Pick out each line of the records in which the word "ADNcủa" appears.

*Extracted records:*
=-=-=-=-=

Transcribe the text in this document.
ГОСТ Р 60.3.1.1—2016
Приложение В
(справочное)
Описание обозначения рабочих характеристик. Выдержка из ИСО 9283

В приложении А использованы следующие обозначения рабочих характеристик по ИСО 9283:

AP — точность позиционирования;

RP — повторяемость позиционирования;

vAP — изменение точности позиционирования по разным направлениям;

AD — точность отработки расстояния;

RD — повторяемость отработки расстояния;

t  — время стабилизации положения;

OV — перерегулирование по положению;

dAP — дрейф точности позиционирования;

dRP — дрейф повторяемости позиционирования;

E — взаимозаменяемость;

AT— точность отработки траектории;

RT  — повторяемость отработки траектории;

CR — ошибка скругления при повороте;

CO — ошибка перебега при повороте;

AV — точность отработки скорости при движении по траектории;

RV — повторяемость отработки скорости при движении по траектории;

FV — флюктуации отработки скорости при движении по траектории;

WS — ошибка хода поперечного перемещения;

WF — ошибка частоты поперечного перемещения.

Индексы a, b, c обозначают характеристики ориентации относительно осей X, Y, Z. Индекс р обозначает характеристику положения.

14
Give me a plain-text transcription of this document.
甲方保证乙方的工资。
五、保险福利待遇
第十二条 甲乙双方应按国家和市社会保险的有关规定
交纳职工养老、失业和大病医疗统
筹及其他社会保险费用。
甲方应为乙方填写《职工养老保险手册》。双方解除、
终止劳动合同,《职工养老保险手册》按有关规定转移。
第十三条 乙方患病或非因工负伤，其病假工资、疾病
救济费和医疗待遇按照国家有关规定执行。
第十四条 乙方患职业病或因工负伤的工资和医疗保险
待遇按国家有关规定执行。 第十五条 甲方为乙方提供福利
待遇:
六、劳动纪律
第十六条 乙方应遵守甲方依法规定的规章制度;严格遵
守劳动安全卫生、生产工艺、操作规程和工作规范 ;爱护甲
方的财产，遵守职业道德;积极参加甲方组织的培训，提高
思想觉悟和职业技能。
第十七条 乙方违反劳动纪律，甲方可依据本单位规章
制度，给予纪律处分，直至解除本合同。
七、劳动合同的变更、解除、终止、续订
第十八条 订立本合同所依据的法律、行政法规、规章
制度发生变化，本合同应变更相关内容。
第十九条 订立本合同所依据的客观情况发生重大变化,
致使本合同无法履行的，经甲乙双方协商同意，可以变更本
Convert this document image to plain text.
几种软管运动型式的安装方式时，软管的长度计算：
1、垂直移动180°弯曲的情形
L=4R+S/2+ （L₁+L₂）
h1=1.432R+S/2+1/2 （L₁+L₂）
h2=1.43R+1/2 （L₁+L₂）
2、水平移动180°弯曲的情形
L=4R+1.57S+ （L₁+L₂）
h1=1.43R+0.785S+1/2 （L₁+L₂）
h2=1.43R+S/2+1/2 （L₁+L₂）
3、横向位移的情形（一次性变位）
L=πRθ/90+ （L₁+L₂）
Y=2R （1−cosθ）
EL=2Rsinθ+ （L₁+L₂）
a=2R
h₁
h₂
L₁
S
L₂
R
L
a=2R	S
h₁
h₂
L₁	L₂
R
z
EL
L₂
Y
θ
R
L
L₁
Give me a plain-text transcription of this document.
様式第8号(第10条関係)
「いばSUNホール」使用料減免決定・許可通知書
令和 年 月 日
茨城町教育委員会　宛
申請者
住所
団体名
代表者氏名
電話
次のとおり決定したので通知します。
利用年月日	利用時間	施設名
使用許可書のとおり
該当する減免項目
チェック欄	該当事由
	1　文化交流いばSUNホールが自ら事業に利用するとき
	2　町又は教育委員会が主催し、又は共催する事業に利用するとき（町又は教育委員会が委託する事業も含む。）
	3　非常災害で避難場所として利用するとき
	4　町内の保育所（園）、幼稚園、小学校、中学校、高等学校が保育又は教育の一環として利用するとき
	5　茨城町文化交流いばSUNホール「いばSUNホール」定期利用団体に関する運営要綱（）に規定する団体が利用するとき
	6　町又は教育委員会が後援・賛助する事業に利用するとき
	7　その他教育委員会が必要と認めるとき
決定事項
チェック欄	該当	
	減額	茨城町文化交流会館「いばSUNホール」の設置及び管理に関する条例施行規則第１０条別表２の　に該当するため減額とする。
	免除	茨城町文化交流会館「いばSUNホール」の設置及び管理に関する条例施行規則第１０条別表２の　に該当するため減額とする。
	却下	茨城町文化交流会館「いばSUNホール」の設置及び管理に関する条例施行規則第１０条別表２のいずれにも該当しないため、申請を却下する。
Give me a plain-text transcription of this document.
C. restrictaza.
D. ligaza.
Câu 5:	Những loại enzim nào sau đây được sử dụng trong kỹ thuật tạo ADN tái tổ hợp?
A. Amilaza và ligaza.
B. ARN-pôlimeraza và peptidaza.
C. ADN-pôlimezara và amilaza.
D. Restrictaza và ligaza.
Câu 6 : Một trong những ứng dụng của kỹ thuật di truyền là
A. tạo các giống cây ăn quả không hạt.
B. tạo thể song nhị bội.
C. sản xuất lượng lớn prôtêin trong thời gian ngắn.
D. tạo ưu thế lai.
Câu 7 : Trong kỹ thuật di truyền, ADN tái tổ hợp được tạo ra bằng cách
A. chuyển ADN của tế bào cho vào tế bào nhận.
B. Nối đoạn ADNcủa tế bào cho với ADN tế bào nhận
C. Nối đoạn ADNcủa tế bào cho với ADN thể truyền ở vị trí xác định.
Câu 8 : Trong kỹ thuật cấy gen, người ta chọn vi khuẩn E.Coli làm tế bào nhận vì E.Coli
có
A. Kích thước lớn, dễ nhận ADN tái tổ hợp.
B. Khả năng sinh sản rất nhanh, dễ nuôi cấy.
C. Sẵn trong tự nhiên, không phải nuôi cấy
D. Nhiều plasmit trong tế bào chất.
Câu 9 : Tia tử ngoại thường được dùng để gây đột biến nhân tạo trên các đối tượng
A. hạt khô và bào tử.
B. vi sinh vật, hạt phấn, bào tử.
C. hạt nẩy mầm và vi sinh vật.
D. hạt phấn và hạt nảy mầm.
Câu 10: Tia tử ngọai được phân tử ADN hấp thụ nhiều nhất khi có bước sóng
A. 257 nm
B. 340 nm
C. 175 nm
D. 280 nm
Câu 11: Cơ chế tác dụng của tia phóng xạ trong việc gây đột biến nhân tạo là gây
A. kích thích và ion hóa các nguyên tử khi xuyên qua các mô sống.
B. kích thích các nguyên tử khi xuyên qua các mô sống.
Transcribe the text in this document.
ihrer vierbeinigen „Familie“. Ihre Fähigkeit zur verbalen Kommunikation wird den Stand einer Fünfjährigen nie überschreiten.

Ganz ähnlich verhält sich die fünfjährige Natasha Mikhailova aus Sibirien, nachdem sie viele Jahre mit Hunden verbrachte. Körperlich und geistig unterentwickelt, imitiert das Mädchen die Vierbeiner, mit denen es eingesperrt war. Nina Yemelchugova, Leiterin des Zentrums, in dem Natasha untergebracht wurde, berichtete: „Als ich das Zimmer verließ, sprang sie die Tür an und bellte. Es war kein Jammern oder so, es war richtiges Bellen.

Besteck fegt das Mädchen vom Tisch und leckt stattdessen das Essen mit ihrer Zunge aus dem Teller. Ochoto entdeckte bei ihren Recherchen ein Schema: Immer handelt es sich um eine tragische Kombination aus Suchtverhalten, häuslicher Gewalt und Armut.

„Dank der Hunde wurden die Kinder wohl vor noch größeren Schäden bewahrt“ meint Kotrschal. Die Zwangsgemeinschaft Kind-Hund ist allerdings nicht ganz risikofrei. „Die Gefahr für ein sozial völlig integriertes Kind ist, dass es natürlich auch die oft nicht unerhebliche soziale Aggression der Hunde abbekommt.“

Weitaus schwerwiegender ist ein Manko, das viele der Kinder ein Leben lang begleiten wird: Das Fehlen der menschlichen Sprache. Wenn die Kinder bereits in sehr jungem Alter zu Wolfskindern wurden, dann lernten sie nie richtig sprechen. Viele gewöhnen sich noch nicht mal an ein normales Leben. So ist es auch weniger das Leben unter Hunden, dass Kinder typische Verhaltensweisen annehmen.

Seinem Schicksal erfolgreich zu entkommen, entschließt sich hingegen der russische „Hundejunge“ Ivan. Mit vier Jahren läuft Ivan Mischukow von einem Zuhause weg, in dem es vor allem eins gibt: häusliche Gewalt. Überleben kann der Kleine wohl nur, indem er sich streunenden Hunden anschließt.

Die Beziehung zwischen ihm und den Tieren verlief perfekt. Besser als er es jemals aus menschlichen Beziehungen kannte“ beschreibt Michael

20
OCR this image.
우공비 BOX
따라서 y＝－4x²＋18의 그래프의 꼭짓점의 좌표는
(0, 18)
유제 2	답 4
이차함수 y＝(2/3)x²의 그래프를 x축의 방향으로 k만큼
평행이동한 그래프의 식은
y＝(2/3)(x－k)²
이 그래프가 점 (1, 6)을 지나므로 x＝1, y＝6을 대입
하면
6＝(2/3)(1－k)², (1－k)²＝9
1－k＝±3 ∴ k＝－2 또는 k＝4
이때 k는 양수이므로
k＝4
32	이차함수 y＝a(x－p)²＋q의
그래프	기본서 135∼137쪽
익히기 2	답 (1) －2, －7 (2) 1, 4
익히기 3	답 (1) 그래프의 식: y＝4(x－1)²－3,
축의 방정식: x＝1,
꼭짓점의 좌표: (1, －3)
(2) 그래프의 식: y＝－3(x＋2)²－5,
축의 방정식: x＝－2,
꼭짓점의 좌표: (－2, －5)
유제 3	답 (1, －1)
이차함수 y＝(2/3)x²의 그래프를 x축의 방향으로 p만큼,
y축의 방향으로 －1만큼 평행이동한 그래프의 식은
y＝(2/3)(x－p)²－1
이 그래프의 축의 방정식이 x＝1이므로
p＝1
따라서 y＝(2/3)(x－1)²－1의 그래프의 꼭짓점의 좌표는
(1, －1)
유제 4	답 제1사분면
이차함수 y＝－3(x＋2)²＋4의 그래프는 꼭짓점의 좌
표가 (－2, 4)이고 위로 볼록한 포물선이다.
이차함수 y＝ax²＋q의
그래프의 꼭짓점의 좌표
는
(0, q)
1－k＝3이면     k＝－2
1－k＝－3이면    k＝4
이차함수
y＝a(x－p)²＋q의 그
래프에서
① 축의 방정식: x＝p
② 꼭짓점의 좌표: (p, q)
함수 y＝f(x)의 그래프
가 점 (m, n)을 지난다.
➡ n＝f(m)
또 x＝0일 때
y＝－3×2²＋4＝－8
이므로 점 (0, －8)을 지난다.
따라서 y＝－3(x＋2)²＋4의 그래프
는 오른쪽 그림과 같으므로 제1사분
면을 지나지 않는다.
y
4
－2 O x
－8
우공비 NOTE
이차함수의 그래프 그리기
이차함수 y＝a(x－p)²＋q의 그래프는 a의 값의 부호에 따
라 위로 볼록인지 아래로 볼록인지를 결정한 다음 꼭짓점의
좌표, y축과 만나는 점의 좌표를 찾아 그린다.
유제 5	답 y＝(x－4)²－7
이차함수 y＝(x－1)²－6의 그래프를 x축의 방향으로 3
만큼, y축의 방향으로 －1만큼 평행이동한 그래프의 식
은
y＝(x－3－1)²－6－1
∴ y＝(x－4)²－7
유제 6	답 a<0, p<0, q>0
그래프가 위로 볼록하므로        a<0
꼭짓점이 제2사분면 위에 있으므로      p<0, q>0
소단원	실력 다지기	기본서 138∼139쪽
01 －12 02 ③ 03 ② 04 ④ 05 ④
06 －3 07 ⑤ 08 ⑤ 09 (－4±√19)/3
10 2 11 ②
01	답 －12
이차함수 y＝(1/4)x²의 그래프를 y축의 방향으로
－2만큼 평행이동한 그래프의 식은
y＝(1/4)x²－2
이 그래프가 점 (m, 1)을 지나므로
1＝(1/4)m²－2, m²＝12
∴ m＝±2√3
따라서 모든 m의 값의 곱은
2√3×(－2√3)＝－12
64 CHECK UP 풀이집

=-=-=-=-=

*Complete answer:*
B. Nối đoạn ADNcủa tế bào cho với ADN tế bào nhận
C. Nối đoạn ADNcủa tế bào cho với ADN thể truyền ở vị trí xác định.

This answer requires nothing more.